# Work required:
Records follow. Select each line holding "P点以东".
>> Begin Available records
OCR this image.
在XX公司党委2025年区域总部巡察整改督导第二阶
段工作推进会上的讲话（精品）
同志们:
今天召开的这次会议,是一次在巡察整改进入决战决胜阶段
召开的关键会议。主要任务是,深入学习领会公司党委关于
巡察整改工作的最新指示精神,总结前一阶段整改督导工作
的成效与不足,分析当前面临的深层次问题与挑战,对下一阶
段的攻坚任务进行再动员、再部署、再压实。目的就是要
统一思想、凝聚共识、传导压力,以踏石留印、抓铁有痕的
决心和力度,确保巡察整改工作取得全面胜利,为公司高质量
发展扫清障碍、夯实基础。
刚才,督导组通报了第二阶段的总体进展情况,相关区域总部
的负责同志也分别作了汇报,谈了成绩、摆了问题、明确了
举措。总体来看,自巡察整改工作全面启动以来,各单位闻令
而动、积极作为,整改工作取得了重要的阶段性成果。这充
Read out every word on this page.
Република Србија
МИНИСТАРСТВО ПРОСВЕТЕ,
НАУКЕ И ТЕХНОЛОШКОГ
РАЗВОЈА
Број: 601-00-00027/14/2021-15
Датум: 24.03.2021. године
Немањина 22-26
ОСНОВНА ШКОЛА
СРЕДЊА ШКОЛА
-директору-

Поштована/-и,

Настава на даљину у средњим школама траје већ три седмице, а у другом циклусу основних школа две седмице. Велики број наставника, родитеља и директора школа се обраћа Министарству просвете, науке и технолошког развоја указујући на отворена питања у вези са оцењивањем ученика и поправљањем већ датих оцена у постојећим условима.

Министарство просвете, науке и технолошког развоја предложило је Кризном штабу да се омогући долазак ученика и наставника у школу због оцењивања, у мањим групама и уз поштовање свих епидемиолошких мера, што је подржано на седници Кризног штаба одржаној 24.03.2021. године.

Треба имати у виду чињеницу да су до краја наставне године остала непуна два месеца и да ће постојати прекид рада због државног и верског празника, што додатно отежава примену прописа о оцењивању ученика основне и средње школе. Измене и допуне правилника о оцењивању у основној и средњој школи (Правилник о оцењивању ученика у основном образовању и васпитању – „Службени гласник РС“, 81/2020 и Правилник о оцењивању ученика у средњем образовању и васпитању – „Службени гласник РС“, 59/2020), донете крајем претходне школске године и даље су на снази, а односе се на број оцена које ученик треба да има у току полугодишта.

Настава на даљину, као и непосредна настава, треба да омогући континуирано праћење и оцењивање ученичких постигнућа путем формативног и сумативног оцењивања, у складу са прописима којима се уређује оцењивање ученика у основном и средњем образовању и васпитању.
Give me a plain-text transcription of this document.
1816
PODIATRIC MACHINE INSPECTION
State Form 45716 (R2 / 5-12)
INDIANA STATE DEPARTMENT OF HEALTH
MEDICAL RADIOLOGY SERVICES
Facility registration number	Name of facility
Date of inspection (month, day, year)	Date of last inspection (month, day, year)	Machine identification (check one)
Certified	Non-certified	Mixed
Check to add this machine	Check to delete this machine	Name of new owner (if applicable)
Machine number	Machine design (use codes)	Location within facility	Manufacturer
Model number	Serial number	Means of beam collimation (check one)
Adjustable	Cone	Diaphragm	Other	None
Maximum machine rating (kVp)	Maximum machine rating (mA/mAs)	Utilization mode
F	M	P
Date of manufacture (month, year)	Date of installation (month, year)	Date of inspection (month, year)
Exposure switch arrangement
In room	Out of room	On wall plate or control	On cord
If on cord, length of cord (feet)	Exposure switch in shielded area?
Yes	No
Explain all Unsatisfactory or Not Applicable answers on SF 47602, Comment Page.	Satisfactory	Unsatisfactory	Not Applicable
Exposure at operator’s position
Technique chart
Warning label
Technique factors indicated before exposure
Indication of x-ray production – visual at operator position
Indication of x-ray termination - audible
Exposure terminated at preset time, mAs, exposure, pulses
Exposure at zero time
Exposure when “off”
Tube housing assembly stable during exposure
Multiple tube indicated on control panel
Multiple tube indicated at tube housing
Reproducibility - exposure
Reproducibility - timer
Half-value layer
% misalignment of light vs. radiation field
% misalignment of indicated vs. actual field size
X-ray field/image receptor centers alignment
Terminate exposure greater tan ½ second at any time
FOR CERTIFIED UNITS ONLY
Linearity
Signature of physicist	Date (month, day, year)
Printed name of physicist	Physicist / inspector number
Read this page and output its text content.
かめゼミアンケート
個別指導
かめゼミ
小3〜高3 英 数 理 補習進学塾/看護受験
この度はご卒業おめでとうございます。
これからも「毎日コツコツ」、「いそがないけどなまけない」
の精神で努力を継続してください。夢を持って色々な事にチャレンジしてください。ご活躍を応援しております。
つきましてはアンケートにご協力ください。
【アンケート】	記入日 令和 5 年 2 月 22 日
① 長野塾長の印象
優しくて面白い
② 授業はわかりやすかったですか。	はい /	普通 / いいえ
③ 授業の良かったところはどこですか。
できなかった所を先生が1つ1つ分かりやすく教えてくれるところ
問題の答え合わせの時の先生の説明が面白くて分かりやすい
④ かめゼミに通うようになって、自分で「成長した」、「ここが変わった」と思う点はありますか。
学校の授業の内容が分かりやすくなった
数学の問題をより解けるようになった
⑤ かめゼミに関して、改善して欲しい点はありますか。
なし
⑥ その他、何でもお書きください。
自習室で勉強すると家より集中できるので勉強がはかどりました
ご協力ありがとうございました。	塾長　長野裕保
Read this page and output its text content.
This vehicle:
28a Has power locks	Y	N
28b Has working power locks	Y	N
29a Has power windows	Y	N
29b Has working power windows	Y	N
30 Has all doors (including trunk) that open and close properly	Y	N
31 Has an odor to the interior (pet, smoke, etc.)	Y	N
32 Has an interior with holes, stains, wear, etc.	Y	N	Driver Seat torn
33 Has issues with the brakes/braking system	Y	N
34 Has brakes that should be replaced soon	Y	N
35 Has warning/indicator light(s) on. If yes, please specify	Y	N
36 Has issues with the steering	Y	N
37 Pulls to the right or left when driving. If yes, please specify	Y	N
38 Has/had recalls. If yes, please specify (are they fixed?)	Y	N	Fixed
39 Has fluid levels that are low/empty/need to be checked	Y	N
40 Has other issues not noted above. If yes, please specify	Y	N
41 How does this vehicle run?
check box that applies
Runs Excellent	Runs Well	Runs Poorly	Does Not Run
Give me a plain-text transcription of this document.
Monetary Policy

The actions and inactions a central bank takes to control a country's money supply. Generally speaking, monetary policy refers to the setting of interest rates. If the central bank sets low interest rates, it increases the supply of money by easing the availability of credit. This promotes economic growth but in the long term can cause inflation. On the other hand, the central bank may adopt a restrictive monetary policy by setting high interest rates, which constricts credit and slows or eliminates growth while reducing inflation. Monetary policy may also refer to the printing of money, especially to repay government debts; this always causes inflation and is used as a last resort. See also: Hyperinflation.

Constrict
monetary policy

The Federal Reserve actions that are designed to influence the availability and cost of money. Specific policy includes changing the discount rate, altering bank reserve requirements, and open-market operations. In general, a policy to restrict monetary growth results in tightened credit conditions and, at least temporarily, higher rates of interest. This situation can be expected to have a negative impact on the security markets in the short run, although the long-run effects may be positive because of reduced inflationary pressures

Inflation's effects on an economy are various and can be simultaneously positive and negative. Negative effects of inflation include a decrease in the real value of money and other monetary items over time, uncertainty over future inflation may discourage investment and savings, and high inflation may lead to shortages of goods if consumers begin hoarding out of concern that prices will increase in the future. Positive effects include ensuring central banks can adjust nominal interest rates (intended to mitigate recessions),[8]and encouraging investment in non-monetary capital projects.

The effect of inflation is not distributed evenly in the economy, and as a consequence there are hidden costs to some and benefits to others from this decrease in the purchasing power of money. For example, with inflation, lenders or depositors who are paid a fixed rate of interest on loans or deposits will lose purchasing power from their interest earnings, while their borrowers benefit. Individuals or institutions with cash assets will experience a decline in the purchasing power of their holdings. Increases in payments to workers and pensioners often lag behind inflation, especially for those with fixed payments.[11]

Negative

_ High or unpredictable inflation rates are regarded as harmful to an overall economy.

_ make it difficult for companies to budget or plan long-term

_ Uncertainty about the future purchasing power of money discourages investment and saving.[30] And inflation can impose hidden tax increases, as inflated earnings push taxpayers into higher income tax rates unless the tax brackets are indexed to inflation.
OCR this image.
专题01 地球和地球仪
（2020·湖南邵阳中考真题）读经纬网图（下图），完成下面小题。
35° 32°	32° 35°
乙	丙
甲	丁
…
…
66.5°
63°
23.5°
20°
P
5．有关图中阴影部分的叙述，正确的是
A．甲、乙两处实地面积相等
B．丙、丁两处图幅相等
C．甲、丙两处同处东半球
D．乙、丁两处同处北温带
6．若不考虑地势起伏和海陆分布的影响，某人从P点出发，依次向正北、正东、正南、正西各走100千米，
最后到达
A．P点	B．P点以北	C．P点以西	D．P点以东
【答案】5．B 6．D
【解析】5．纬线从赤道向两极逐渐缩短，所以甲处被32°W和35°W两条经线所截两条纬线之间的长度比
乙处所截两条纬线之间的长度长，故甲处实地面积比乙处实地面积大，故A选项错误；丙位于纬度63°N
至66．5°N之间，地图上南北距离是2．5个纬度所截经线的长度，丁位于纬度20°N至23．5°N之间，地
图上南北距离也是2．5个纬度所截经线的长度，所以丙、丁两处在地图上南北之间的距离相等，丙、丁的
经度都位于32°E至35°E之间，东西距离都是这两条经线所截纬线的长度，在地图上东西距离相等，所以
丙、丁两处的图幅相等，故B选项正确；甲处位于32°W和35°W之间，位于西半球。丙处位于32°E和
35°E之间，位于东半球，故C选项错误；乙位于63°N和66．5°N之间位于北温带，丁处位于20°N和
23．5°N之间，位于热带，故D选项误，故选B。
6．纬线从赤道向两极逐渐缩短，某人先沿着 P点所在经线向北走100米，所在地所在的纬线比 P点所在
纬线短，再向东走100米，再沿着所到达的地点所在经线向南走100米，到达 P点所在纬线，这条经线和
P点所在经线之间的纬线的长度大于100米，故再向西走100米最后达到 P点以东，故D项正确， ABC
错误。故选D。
>> End Available records
# Written reply:
A．P点	B．P点以北	C．P点以西	D．P点以东
P点所在经线之间的纬线的长度大于100米，故再向西走100米最后达到 P点以东，故D项正确， ABC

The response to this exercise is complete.